JOB:
Copy every record word for word.

TASK INPUT:
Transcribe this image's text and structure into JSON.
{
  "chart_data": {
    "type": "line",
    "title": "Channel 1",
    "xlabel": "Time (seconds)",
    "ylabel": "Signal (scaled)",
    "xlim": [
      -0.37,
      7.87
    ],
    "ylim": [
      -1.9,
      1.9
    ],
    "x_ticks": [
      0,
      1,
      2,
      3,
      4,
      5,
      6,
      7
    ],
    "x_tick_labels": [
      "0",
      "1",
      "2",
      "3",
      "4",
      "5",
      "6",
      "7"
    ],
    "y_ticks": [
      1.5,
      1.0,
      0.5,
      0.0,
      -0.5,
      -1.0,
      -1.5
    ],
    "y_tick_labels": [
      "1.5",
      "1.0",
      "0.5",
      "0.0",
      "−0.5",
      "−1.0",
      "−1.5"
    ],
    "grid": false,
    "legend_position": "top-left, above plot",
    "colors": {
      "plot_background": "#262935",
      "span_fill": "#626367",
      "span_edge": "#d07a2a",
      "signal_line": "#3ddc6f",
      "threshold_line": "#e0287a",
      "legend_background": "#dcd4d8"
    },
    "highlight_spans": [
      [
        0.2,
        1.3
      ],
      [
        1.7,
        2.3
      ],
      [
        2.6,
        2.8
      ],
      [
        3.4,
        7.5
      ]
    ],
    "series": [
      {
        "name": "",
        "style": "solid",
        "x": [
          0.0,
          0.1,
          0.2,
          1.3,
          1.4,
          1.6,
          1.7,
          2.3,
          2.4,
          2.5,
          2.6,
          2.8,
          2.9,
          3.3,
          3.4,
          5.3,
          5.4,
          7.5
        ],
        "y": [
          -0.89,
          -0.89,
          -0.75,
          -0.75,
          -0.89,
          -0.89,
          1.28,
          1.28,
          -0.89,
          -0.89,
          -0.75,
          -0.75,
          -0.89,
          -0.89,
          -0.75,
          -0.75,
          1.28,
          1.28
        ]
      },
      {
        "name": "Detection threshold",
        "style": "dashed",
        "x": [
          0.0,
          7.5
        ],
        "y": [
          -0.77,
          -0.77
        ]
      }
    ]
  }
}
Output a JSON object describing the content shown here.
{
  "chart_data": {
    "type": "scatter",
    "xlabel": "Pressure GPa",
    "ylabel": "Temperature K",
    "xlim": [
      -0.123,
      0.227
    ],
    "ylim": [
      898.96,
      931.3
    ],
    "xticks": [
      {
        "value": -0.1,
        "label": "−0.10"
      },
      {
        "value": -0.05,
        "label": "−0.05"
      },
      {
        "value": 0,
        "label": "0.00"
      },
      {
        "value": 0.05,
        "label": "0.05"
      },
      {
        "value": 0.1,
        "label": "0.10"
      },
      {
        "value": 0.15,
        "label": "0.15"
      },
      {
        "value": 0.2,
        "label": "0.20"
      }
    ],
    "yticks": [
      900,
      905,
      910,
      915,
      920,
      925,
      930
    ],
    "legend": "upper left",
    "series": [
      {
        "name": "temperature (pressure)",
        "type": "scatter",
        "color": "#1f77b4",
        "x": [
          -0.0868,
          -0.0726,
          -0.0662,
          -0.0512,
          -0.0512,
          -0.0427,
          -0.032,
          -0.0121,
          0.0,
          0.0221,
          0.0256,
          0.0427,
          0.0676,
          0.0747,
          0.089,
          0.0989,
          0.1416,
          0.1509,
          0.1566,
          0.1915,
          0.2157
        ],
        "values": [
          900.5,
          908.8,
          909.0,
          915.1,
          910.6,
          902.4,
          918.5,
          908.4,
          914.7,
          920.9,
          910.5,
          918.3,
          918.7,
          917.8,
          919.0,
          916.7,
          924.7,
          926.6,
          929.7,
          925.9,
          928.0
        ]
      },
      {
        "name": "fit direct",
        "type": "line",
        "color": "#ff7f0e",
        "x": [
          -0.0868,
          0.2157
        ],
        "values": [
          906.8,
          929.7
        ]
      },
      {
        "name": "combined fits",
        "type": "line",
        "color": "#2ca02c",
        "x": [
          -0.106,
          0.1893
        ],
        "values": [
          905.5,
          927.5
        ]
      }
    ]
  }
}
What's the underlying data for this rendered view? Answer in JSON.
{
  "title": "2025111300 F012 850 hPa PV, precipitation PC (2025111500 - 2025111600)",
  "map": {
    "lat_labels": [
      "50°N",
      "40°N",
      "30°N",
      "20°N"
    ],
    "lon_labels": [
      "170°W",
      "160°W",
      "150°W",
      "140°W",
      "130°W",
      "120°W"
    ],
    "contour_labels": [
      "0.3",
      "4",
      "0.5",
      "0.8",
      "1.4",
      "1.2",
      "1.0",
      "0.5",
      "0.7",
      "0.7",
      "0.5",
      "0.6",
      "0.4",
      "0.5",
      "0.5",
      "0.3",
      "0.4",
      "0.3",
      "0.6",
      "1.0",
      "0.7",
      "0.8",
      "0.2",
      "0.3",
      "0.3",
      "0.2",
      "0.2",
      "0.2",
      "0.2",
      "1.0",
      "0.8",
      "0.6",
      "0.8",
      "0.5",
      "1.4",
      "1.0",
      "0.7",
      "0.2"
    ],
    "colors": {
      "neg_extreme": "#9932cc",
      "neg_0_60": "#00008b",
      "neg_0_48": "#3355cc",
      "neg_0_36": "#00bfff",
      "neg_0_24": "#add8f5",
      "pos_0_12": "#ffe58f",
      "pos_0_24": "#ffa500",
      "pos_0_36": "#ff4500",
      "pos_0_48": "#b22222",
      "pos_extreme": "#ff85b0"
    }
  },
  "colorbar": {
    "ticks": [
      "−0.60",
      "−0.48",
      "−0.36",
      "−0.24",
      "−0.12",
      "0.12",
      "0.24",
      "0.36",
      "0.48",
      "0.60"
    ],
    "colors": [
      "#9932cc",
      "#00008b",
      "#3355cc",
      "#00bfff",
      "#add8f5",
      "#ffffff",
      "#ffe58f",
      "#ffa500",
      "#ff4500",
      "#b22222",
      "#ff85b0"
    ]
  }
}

ANSWER IN FULL:
Transcribe this image's text and structure into JSON.
{
  "chart_data": {
    "type": "line",
    "title": "Channel 1",
    "xlabel": "Time (seconds)",
    "ylabel": "Signal (scaled)",
    "xlim": [
      -0.37,
      7.87
    ],
    "ylim": [
      -1.9,
      1.9
    ],
    "x_ticks": [
      0,
      1,
      2,
      3,
      4,
      5,
      6,
      7
    ],
    "x_tick_labels": [
      "0",
      "1",
      "2",
      "3",
      "4",
      "5",
      "6",
      "7"
    ],
    "y_ticks": [
      1.5,
      1.0,
      0.5,
      0.0,
      -0.5,
      -1.0,
      -1.5
    ],
    "y_tick_labels": [
      "1.5",
      "1.0",
      "0.5",
      "0.0",
      "−0.5",
      "−1.0",
      "−1.5"
    ],
    "grid": false,
    "legend_position": "top-left, above plot",
    "colors": {
      "plot_background": "#262935",
      "span_fill": "#626367",
      "span_edge": "#d07a2a",
      "signal_line": "#3ddc6f",
      "threshold_line": "#e0287a",
      "legend_background": "#dcd4d8"
    },
    "highlight_spans": [
      [
        0.2,
        1.3
      ],
      [
        1.7,
        2.3
      ],
      [
        2.6,
        2.8
      ],
      [
        3.4,
        7.5
      ]
    ],
    "series": [
      {
        "name": "",
        "style": "solid",
        "x": [
          0.0,
          0.1,
          0.2,
          1.3,
          1.4,
          1.6,
          1.7,
          2.3,
          2.4,
          2.5,
          2.6,
          2.8,
          2.9,
          3.3,
          3.4,
          5.3,
          5.4,
          7.5
        ],
        "y": [
          -0.89,
          -0.89,
          -0.75,
          -0.75,
          -0.89,
          -0.89,
          1.28,
          1.28,
          -0.89,
          -0.89,
          -0.75,
          -0.75,
          -0.89,
          -0.89,
          -0.75,
          -0.75,
          1.28,
          1.28
        ]
      },
      {
        "name": "Detection threshold",
        "style": "dashed",
        "x": [
          0.0,
          7.5
        ],
        "y": [
          -0.77,
          -0.77
        ]
      }
    ]
  }
}
Output a JSON object describing the content shown here.
{
  "chart_data": {
    "type": "scatter",
    "xlabel": "Pressure GPa",
    "ylabel": "Temperature K",
    "xlim": [
      -0.123,
      0.227
    ],
    "ylim": [
      898.96,
      931.3
    ],
    "xticks": [
      {
        "value": -0.1,
        "label": "−0.10"
      },
      {
        "value": -0.05,
        "label": "−0.05"
      },
      {
        "value": 0,
        "label": "0.00"
      },
      {
        "value": 0.05,
        "label": "0.05"
      },
      {
        "value": 0.1,
        "label": "0.10"
      },
      {
        "value": 0.15,
        "label": "0.15"
      },
      {
        "value": 0.2,
        "label": "0.20"
      }
    ],
    "yticks": [
      900,
      905,
      910,
      915,
      920,
      925,
      930
    ],
    "legend": "upper left",
    "series": [
      {
        "name": "temperature (pressure)",
        "type": "scatter",
        "color": "#1f77b4",
        "x": [
          -0.0868,
          -0.0726,
          -0.0662,
          -0.0512,
          -0.0512,
          -0.0427,
          -0.032,
          -0.0121,
          0.0,
          0.0221,
          0.0256,
          0.0427,
          0.0676,
          0.0747,
          0.089,
          0.0989,
          0.1416,
          0.1509,
          0.1566,
          0.1915,
          0.2157
        ],
        "values": [
          900.5,
          908.8,
          909.0,
          915.1,
          910.6,
          902.4,
          918.5,
          908.4,
          914.7,
          920.9,
          910.5,
          918.3,
          918.7,
          917.8,
          919.0,
          916.7,
          924.7,
          926.6,
          929.7,
          925.9,
          928.0
        ]
      },
      {
        "name": "fit direct",
        "type": "line",
        "color": "#ff7f0e",
        "x": [
          -0.0868,
          0.2157
        ],
        "values": [
          906.8,
          929.7
        ]
      },
      {
        "name": "combined fits",
        "type": "line",
        "color": "#2ca02c",
        "x": [
          -0.106,
          0.1893
        ],
        "values": [
          905.5,
          927.5
        ]
      }
    ]
  }
}
What's the underlying data for this rendered view? Answer in JSON.
{
  "title": "2025111300 F012 850 hPa PV, precipitation PC (2025111500 - 2025111600)",
  "map": {
    "lat_labels": [
      "50°N",
      "40°N",
      "30°N",
      "20°N"
    ],
    "lon_labels": [
      "170°W",
      "160°W",
      "150°W",
      "140°W",
      "130°W",
      "120°W"
    ],
    "contour_labels": [
      "0.3",
      "4",
      "0.5",
      "0.8",
      "1.4",
      "1.2",
      "1.0",
      "0.5",
      "0.7",
      "0.7",
      "0.5",
      "0.6",
      "0.4",
      "0.5",
      "0.5",
      "0.3",
      "0.4",
      "0.3",
      "0.6",
      "1.0",
      "0.7",
      "0.8",
      "0.2",
      "0.3",
      "0.3",
      "0.2",
      "0.2",
      "0.2",
      "0.2",
      "1.0",
      "0.8",
      "0.6",
      "0.8",
      "0.5",
      "1.4",
      "1.0",
      "0.7",
      "0.2"
    ],
    "colors": {
      "neg_extreme": "#9932cc",
      "neg_0_60": "#00008b",
      "neg_0_48": "#3355cc",
      "neg_0_36": "#00bfff",
      "neg_0_24": "#add8f5",
      "pos_0_12": "#ffe58f",
      "pos_0_24": "#ffa500",
      "pos_0_36": "#ff4500",
      "pos_0_48": "#b22222",
      "pos_extreme": "#ff85b0"
    }
  },
  "colorbar": {
    "ticks": [
      "−0.60",
      "−0.48",
      "−0.36",
      "−0.24",
      "−0.12",
      "0.12",
      "0.24",
      "0.36",
      "0.48",
      "0.60"
    ],
    "colors": [
      "#9932cc",
      "#00008b",
      "#3355cc",
      "#00bfff",
      "#add8f5",
      "#ffffff",
      "#ffe58f",
      "#ffa500",
      "#ff4500",
      "#b22222",
      "#ff85b0"
    ]
  }
}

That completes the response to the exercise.